(Raw records)
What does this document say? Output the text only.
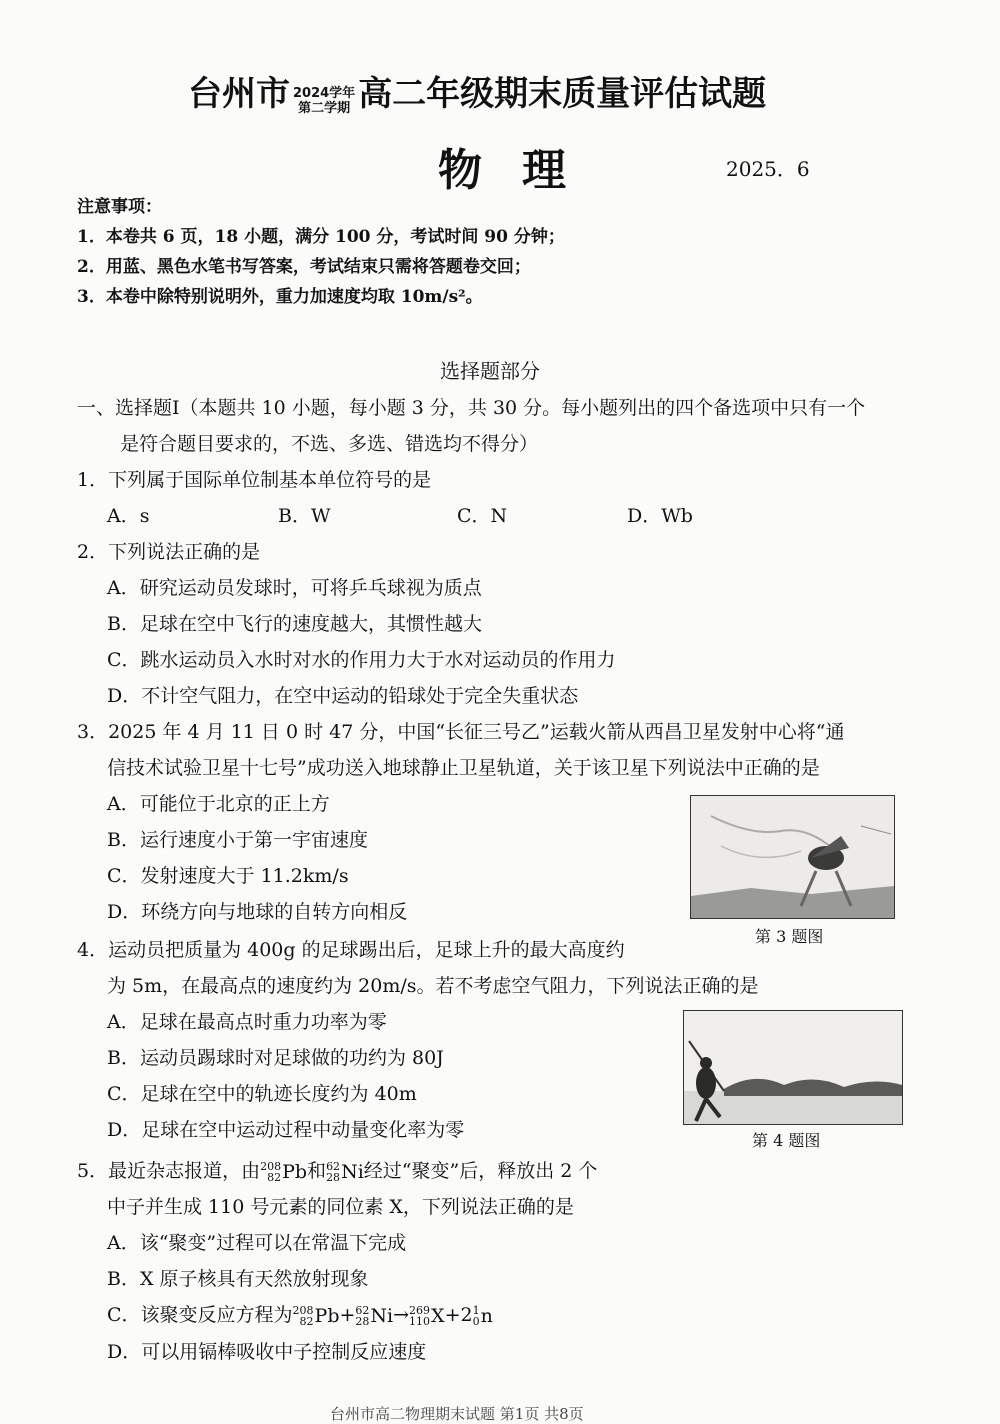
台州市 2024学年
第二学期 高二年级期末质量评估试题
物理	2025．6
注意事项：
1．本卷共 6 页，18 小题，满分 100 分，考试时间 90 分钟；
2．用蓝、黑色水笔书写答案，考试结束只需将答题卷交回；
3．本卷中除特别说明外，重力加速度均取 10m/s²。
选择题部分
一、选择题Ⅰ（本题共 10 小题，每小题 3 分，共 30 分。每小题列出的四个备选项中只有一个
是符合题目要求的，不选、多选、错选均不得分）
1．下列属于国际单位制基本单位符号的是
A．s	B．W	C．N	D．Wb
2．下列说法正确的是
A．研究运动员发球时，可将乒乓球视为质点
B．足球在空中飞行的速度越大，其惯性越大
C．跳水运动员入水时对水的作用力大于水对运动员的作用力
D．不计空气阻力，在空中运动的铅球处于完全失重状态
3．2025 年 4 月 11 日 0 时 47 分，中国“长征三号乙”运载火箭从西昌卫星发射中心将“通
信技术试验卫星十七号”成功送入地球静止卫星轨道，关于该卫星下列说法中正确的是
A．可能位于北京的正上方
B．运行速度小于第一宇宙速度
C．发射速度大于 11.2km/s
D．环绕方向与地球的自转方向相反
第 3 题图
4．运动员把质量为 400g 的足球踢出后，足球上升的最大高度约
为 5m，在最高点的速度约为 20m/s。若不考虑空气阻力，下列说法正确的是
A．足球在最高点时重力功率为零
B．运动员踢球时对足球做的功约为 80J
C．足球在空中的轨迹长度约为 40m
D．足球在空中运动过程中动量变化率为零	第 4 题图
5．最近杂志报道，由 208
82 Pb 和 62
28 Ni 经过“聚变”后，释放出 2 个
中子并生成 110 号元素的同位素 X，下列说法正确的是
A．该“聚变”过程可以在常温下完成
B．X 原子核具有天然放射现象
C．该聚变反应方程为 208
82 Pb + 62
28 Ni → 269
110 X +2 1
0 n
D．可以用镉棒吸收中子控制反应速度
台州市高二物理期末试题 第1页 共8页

--

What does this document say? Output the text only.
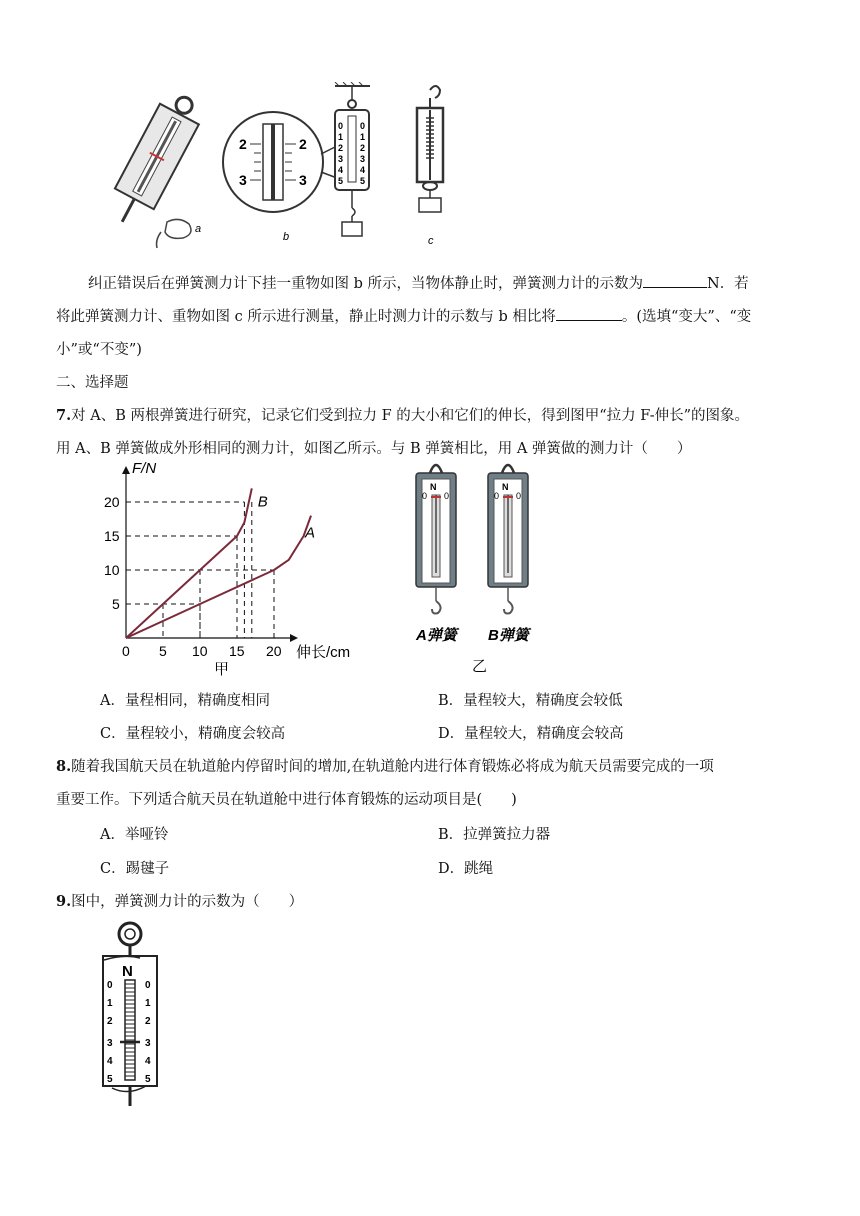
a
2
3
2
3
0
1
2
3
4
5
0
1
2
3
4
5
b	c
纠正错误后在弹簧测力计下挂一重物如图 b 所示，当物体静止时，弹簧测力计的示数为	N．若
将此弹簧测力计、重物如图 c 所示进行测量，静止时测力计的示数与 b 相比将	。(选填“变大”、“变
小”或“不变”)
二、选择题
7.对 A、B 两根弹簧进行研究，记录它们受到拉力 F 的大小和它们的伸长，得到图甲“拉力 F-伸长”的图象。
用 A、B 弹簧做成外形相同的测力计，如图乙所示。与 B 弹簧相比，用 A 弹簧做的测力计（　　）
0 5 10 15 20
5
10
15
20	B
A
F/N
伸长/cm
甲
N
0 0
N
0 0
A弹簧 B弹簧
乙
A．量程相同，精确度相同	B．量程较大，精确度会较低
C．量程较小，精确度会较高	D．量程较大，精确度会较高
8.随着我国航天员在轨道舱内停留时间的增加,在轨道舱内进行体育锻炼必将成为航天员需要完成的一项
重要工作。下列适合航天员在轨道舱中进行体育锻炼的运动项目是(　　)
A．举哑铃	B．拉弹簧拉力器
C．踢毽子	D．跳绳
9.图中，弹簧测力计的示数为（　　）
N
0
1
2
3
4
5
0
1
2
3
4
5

---

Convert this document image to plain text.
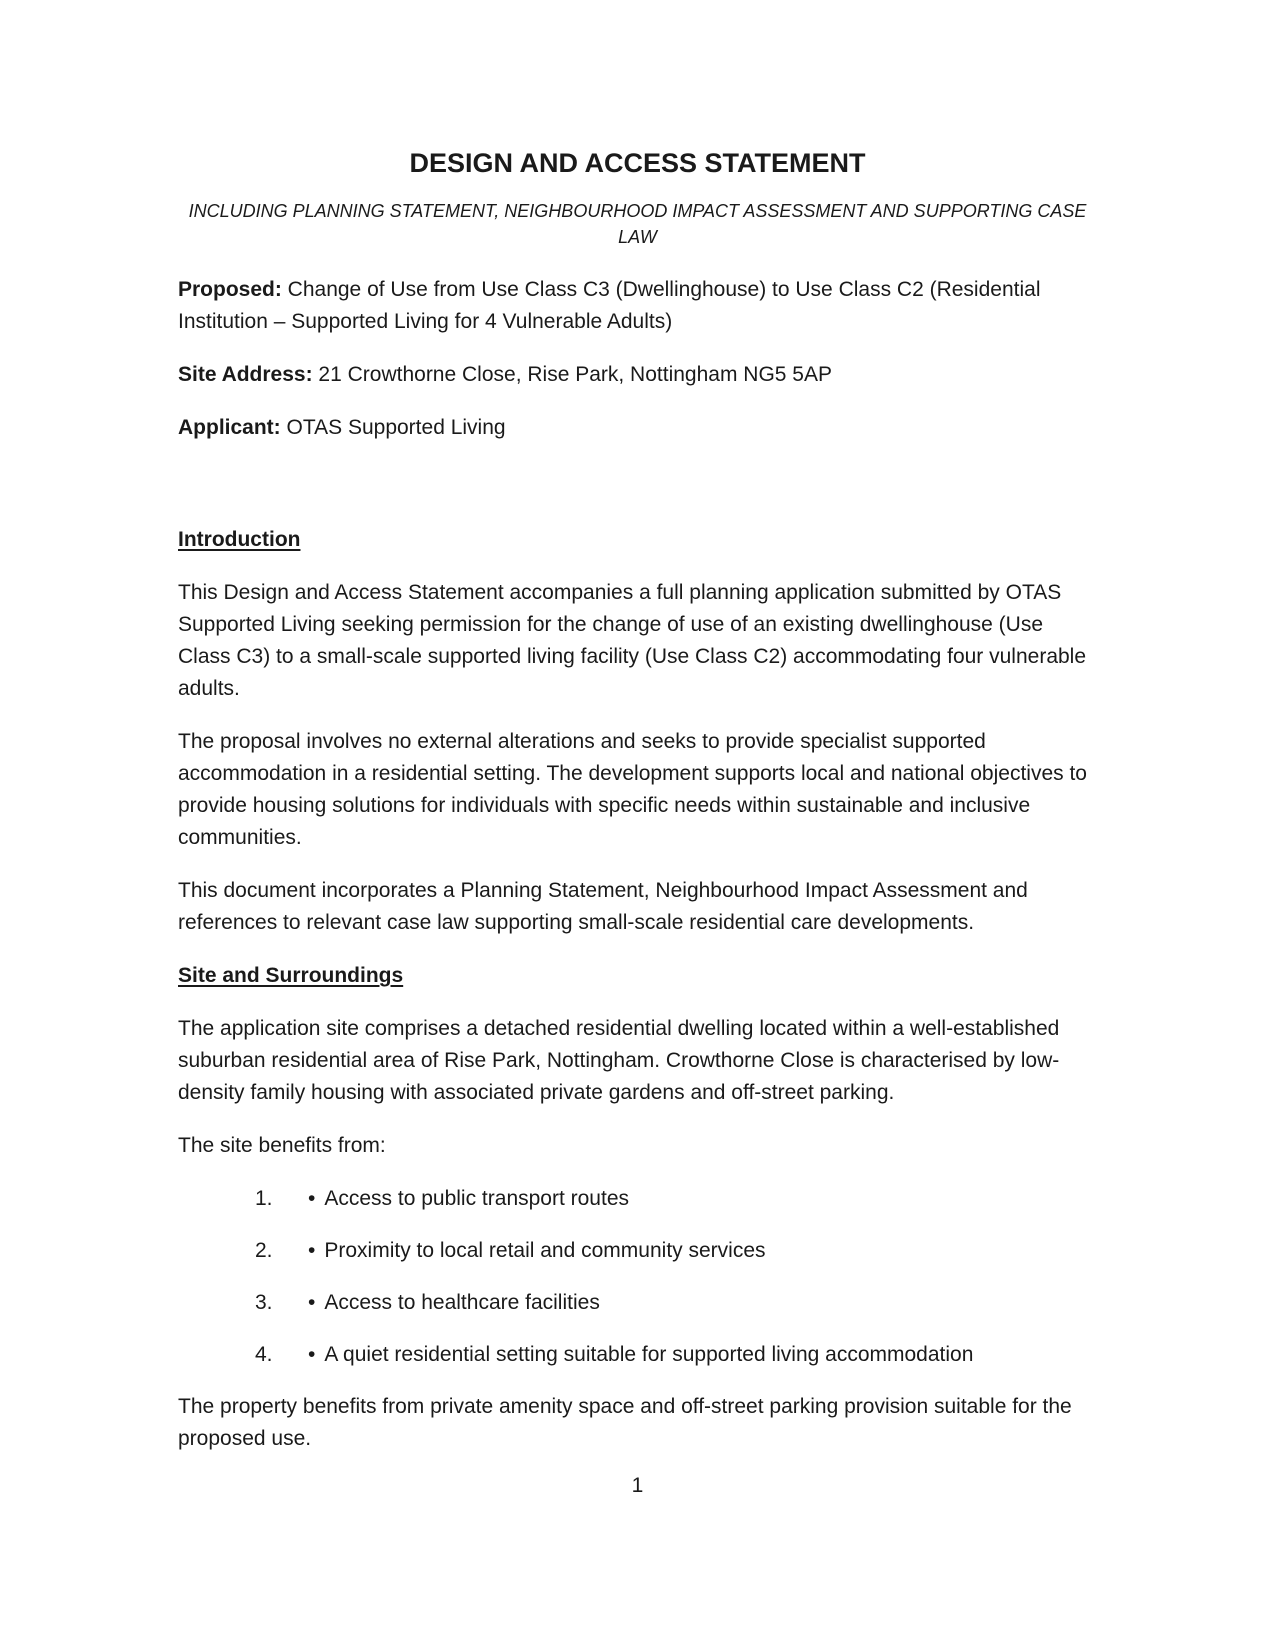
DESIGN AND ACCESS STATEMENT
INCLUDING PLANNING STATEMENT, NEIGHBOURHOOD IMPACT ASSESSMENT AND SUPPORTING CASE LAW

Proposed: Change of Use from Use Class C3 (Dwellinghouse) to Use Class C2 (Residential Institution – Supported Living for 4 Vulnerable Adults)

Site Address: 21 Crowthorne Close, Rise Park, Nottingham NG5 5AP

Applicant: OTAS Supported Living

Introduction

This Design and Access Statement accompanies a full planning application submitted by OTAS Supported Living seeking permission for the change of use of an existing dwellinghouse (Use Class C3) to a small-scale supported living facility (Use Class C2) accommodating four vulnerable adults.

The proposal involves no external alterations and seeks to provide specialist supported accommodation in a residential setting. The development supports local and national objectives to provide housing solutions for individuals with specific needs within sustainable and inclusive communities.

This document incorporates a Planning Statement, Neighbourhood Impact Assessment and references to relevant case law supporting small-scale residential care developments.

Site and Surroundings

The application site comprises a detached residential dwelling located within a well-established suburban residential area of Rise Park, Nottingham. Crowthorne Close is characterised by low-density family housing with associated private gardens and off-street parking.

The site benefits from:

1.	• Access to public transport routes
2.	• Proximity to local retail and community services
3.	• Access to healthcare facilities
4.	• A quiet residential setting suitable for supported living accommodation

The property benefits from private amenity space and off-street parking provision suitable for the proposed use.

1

▶ _Do this_:
Show all lines above holding "Rise".

▶ _Answer to this problem_:
Site Address: 21 Crowthorne Close, Rise Park, Nottingham NG5 5AP
The application site comprises a detached residential dwelling located within a well-established suburban residential area of Rise Park, Nottingham. Crowthorne Close is characterised by low-density family housing with associated private gardens and off-street parking.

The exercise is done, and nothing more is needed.